[[ GIVEN DATA, beginning ]]

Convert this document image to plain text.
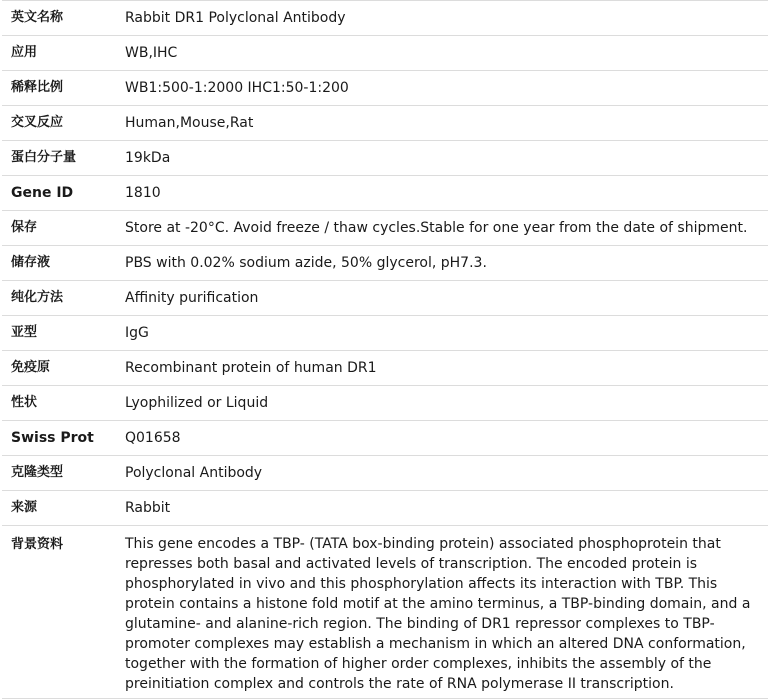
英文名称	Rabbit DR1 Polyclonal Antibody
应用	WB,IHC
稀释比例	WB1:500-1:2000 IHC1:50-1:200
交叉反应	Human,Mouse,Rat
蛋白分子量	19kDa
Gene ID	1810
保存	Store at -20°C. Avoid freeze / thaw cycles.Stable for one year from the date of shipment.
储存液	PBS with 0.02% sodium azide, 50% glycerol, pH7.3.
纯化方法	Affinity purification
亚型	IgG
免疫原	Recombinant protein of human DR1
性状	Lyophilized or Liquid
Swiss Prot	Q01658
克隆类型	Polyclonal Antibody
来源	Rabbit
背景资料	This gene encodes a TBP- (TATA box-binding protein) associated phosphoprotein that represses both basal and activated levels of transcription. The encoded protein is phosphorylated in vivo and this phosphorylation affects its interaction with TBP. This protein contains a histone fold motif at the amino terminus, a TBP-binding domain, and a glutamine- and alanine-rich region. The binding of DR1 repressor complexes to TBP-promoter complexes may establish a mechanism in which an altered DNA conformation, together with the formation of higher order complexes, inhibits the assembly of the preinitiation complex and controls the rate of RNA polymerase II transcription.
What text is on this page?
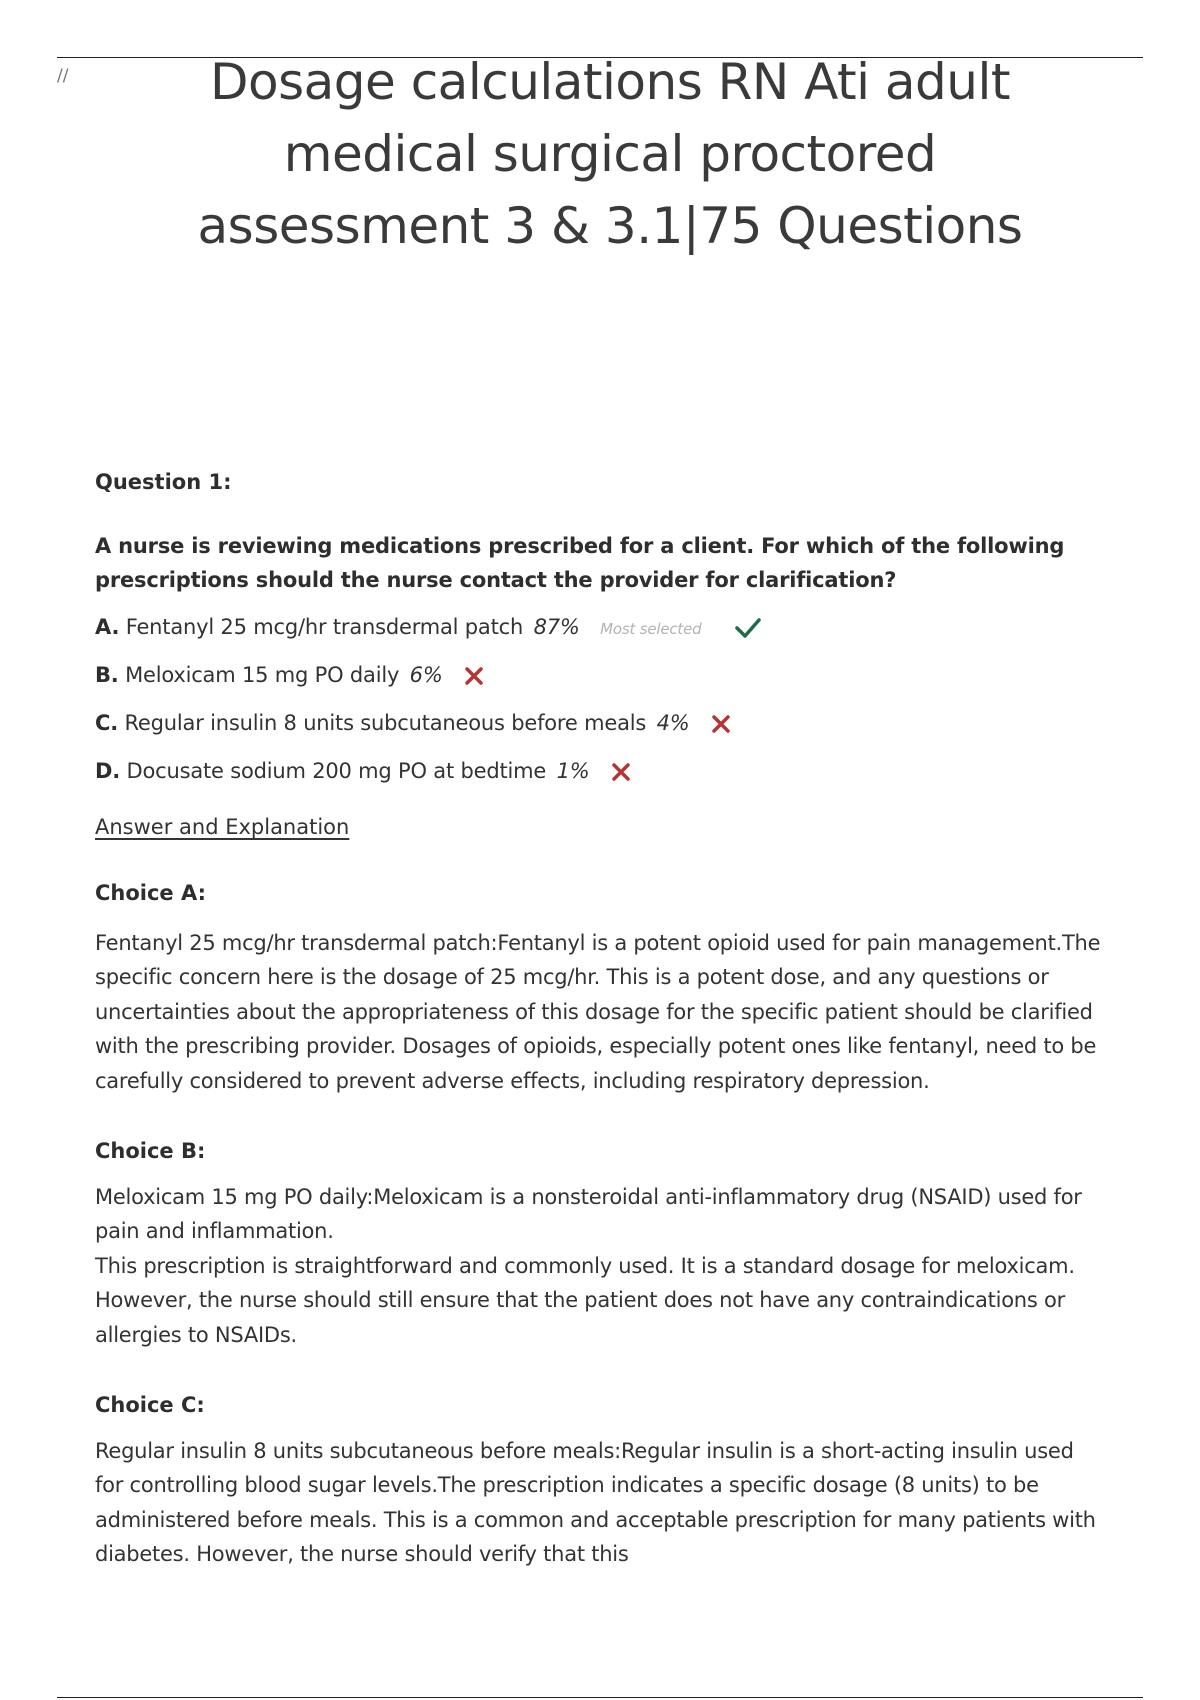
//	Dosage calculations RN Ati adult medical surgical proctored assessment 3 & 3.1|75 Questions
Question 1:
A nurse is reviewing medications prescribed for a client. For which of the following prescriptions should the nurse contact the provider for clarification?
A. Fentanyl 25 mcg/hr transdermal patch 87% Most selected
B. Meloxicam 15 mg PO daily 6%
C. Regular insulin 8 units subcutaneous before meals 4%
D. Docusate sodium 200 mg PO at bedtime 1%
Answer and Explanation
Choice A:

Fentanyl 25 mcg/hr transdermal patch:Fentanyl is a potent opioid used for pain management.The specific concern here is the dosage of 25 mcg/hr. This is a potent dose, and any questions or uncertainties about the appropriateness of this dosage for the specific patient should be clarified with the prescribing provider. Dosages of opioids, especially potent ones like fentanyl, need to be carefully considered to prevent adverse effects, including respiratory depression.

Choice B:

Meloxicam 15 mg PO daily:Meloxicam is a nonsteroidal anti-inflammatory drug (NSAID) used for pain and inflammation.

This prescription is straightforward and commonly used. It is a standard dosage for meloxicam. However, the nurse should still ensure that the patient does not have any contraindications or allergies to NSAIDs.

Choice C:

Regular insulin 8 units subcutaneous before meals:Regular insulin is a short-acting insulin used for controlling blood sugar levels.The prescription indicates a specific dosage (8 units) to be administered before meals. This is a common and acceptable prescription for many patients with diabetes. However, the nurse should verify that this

[[ GIVEN DATA, end ]]

* [ASSIGNMENT]: Scan the records above for lines with the word "Polyclonal", then say how many there are, giving the number alone.

* [EXERCISE OUTPUT]: 2